EXERCISE PROMPT:
Every entry must be duplicated precisely as written.

TASK INPUTS:
_ _ _

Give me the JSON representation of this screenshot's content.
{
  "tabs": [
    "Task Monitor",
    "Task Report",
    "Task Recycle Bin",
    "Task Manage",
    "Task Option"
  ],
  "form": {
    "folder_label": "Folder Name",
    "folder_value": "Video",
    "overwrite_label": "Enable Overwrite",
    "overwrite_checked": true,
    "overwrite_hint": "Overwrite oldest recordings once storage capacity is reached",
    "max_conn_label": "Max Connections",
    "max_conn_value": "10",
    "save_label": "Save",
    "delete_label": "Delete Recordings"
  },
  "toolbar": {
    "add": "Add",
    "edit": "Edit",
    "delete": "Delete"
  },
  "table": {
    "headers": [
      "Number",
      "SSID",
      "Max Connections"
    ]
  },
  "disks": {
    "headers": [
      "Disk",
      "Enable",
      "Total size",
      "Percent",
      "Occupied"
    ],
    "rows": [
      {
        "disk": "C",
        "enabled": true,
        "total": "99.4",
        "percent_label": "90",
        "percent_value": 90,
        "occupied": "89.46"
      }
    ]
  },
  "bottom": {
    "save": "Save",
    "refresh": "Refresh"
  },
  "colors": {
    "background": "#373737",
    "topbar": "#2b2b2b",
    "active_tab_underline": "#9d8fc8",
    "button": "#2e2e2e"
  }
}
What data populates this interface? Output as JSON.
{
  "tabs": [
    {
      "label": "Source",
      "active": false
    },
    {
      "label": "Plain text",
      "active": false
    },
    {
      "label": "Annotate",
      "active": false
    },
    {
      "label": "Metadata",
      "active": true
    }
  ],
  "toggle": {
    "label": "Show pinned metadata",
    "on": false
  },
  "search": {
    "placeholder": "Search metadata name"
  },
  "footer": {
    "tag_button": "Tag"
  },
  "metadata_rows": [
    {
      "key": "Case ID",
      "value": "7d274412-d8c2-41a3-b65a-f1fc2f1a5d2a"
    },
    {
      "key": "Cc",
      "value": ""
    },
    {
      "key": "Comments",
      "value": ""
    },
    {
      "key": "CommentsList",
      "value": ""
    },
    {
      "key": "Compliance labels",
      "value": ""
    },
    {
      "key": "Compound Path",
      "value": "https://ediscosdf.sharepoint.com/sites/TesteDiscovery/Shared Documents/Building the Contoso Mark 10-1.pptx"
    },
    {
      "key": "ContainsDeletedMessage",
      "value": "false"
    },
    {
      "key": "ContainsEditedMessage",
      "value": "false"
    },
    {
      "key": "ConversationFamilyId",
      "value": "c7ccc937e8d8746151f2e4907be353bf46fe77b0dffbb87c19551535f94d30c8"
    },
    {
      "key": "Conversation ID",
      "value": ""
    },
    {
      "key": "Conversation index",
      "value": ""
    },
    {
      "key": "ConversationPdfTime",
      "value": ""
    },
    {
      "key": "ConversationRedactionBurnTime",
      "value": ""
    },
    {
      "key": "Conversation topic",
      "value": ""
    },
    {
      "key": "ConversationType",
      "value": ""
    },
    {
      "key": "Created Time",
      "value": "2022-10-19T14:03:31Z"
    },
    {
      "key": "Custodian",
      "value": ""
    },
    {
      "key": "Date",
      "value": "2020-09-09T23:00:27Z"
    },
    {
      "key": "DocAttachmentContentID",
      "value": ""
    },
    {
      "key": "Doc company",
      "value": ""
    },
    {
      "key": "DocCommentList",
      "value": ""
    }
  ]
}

_ _ _

COMPLETE OUTPUT:
Give me the JSON representation of this screenshot's content.
{
  "tabs": [
    "Task Monitor",
    "Task Report",
    "Task Recycle Bin",
    "Task Manage",
    "Task Option"
  ],
  "form": {
    "folder_label": "Folder Name",
    "folder_value": "Video",
    "overwrite_label": "Enable Overwrite",
    "overwrite_checked": true,
    "overwrite_hint": "Overwrite oldest recordings once storage capacity is reached",
    "max_conn_label": "Max Connections",
    "max_conn_value": "10",
    "save_label": "Save",
    "delete_label": "Delete Recordings"
  },
  "toolbar": {
    "add": "Add",
    "edit": "Edit",
    "delete": "Delete"
  },
  "table": {
    "headers": [
      "Number",
      "SSID",
      "Max Connections"
    ]
  },
  "disks": {
    "headers": [
      "Disk",
      "Enable",
      "Total size",
      "Percent",
      "Occupied"
    ],
    "rows": [
      {
        "disk": "C",
        "enabled": true,
        "total": "99.4",
        "percent_label": "90",
        "percent_value": 90,
        "occupied": "89.46"
      }
    ]
  },
  "bottom": {
    "save": "Save",
    "refresh": "Refresh"
  },
  "colors": {
    "background": "#373737",
    "topbar": "#2b2b2b",
    "active_tab_underline": "#9d8fc8",
    "button": "#2e2e2e"
  }
}
What data populates this interface? Output as JSON.
{
  "tabs": [
    {
      "label": "Source",
      "active": false
    },
    {
      "label": "Plain text",
      "active": false
    },
    {
      "label": "Annotate",
      "active": false
    },
    {
      "label": "Metadata",
      "active": true
    }
  ],
  "toggle": {
    "label": "Show pinned metadata",
    "on": false
  },
  "search": {
    "placeholder": "Search metadata name"
  },
  "footer": {
    "tag_button": "Tag"
  },
  "metadata_rows": [
    {
      "key": "Case ID",
      "value": "7d274412-d8c2-41a3-b65a-f1fc2f1a5d2a"
    },
    {
      "key": "Cc",
      "value": ""
    },
    {
      "key": "Comments",
      "value": ""
    },
    {
      "key": "CommentsList",
      "value": ""
    },
    {
      "key": "Compliance labels",
      "value": ""
    },
    {
      "key": "Compound Path",
      "value": "https://ediscosdf.sharepoint.com/sites/TesteDiscovery/Shared Documents/Building the Contoso Mark 10-1.pptx"
    },
    {
      "key": "ContainsDeletedMessage",
      "value": "false"
    },
    {
      "key": "ContainsEditedMessage",
      "value": "false"
    },
    {
      "key": "ConversationFamilyId",
      "value": "c7ccc937e8d8746151f2e4907be353bf46fe77b0dffbb87c19551535f94d30c8"
    },
    {
      "key": "Conversation ID",
      "value": ""
    },
    {
      "key": "Conversation index",
      "value": ""
    },
    {
      "key": "ConversationPdfTime",
      "value": ""
    },
    {
      "key": "ConversationRedactionBurnTime",
      "value": ""
    },
    {
      "key": "Conversation topic",
      "value": ""
    },
    {
      "key": "ConversationType",
      "value": ""
    },
    {
      "key": "Created Time",
      "value": "2022-10-19T14:03:31Z"
    },
    {
      "key": "Custodian",
      "value": ""
    },
    {
      "key": "Date",
      "value": "2020-09-09T23:00:27Z"
    },
    {
      "key": "DocAttachmentContentID",
      "value": ""
    },
    {
      "key": "Doc company",
      "value": ""
    },
    {
      "key": "DocCommentList",
      "value": ""
    }
  ]
}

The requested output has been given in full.